> **TASK DETAILS**
Return each line holding the string "sender".

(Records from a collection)

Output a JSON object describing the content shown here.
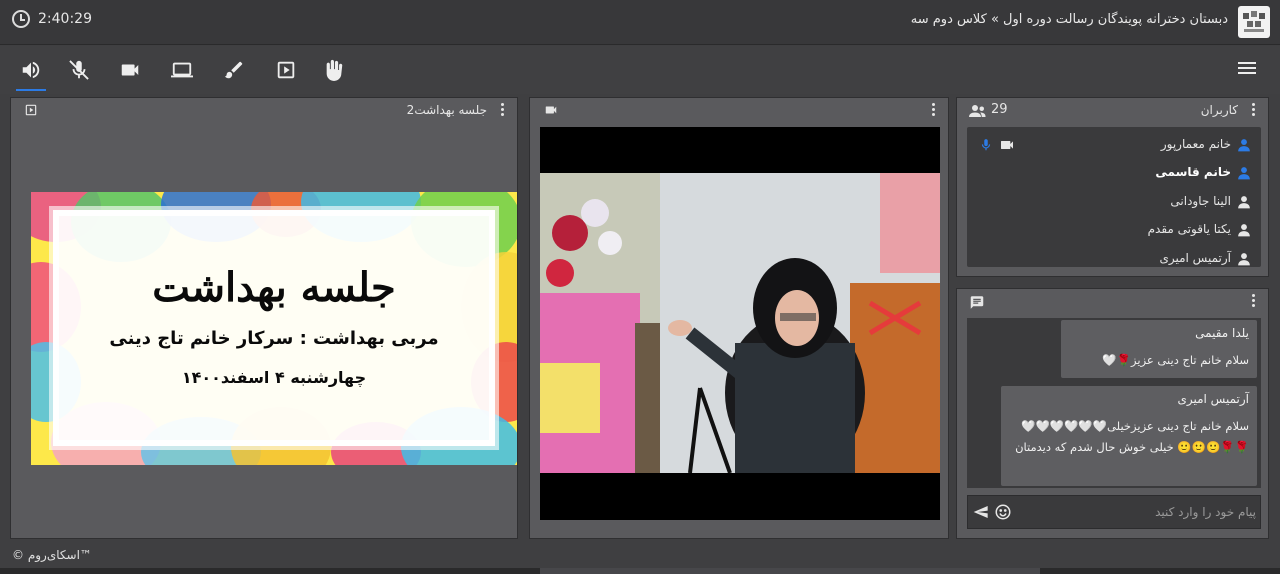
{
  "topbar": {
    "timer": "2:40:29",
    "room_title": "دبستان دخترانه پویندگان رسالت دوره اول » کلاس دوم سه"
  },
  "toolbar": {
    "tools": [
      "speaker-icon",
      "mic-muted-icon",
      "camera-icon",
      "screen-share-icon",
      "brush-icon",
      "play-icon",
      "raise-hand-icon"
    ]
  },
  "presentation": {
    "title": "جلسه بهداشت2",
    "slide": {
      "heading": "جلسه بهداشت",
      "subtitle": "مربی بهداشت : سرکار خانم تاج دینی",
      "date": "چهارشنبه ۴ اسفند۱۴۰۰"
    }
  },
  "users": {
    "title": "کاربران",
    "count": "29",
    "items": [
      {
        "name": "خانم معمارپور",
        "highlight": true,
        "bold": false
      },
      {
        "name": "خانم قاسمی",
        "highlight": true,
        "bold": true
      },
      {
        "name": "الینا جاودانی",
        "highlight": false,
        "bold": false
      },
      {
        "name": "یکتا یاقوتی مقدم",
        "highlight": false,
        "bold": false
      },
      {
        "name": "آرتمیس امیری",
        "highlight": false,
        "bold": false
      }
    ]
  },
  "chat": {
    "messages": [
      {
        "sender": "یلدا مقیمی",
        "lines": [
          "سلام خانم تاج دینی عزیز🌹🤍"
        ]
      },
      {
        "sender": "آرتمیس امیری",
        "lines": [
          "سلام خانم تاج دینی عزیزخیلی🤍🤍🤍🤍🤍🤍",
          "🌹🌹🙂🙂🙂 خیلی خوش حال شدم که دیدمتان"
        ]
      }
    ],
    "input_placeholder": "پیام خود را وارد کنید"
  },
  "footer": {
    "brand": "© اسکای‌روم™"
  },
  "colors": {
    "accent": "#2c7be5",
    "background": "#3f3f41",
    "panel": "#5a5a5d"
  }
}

> **TASK RESULT**
        "sender": "یلدا مقیمی",
        "sender": "آرتمیس امیری",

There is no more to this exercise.